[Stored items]
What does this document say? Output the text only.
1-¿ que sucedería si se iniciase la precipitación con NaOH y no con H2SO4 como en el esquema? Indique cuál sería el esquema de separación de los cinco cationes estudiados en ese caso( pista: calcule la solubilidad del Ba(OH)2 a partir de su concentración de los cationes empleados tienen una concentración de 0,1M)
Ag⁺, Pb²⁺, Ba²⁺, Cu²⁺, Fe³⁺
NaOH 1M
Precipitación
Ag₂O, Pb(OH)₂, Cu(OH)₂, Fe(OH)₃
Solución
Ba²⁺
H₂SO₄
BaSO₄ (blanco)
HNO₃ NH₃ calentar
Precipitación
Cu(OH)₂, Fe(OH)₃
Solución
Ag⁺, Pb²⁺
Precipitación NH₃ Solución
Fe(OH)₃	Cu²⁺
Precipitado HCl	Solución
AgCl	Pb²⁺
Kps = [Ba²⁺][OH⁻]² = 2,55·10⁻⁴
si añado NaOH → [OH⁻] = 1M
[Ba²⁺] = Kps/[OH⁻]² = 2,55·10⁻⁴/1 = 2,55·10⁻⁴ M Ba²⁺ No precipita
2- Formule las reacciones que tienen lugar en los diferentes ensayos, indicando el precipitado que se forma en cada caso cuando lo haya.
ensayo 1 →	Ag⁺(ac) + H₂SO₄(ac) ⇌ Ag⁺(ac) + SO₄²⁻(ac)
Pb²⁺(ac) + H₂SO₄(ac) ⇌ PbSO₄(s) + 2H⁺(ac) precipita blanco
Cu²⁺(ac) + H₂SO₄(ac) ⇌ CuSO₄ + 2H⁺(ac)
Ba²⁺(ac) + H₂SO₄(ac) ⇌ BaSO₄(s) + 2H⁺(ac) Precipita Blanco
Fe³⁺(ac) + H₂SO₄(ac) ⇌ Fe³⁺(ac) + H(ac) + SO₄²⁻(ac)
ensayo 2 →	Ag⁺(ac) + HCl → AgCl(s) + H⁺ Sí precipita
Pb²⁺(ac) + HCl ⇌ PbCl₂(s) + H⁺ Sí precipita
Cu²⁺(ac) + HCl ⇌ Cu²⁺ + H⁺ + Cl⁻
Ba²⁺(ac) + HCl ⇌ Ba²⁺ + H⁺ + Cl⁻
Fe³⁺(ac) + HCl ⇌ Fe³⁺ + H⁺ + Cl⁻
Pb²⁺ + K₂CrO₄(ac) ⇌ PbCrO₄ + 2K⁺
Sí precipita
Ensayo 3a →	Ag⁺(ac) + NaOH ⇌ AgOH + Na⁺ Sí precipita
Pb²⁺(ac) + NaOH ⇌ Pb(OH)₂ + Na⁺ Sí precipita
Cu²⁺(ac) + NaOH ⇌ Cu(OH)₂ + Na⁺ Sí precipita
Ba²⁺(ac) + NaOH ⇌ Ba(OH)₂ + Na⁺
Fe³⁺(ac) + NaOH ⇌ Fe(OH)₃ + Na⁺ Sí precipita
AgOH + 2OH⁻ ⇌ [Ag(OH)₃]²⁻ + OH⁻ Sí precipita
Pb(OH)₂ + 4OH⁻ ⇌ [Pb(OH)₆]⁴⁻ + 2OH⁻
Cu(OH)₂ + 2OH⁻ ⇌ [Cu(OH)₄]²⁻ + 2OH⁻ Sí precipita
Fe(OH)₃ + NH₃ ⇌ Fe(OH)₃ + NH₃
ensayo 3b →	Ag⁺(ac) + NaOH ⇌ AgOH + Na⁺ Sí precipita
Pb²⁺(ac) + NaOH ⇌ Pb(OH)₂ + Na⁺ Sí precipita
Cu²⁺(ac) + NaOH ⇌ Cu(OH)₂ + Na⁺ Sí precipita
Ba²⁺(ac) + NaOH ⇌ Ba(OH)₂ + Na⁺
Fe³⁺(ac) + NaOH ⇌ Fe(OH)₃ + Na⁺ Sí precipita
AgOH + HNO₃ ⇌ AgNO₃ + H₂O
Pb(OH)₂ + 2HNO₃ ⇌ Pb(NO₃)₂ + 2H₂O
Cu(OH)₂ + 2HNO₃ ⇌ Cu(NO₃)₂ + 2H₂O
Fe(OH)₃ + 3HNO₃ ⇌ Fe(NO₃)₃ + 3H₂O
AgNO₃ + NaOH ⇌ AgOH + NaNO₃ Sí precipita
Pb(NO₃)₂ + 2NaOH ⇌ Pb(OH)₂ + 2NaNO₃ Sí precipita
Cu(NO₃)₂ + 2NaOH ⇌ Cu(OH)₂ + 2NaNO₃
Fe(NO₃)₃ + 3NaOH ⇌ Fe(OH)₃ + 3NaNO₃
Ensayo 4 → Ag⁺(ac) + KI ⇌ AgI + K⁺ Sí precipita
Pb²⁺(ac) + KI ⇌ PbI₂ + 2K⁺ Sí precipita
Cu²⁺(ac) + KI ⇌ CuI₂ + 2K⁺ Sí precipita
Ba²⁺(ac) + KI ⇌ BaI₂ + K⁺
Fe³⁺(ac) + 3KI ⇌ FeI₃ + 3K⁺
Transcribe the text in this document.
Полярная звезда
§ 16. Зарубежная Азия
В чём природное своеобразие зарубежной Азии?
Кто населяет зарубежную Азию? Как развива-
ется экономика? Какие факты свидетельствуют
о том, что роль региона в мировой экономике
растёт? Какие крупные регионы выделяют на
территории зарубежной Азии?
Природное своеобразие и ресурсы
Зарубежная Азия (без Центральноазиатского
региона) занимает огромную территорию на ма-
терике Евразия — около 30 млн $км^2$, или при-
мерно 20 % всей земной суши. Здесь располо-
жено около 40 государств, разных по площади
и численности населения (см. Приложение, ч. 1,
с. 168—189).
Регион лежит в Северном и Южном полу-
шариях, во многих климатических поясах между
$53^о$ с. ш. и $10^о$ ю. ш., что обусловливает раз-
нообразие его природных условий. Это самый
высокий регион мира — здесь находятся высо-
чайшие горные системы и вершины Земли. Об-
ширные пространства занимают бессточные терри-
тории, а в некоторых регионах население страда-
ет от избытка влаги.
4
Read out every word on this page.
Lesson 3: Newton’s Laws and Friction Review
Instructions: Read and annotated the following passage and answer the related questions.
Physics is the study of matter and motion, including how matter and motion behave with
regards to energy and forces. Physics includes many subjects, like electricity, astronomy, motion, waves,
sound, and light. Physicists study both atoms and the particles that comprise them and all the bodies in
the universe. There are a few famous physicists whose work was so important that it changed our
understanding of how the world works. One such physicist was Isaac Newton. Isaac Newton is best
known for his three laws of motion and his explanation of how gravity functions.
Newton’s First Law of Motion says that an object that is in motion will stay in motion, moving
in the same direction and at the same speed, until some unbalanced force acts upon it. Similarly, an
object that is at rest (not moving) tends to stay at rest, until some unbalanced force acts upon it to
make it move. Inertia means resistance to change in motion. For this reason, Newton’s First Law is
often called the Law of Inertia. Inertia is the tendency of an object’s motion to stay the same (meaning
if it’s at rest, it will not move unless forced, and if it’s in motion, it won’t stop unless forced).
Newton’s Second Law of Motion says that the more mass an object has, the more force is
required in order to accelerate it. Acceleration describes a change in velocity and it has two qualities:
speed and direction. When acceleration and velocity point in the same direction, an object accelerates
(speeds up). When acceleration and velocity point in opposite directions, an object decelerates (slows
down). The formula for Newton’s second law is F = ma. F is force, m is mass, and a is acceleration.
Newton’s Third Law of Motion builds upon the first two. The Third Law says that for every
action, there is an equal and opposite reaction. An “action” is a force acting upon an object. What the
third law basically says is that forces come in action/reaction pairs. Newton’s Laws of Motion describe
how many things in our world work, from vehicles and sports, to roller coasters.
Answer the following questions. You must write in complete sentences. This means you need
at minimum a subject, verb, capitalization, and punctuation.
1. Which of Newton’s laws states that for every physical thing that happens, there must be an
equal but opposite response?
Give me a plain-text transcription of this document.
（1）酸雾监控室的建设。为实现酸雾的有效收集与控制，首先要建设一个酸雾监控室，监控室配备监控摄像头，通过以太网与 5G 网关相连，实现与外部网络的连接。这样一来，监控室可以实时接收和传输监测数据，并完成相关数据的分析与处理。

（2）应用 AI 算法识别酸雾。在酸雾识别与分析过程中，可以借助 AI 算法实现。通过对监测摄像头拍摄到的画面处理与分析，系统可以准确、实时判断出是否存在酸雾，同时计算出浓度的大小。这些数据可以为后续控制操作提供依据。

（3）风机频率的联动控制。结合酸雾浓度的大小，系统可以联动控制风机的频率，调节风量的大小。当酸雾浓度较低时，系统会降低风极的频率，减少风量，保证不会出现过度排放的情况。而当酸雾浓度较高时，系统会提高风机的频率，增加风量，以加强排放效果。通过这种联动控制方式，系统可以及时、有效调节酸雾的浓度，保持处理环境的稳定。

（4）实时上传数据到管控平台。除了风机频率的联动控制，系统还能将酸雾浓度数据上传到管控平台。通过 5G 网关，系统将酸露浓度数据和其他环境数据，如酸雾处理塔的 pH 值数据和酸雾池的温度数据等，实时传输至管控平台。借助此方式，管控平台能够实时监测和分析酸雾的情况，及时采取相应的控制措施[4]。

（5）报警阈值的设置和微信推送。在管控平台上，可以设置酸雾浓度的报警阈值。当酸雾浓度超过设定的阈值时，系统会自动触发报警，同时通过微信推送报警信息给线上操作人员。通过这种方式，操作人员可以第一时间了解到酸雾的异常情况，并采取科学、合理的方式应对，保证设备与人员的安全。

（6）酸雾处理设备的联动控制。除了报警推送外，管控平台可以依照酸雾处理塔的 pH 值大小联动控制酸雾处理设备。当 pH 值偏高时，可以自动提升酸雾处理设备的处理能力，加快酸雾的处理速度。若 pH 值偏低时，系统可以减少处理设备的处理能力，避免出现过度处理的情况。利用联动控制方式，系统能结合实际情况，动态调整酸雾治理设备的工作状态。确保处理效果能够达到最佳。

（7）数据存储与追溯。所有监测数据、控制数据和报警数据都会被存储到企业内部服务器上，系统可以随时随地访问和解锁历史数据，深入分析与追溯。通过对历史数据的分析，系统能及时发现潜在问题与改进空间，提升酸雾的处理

Problem details
Find the word "Solución" and list each line it appears in.

Task solution
Solución
Solución
Precipitación NH₃ Solución
Precipitado HCl	Solución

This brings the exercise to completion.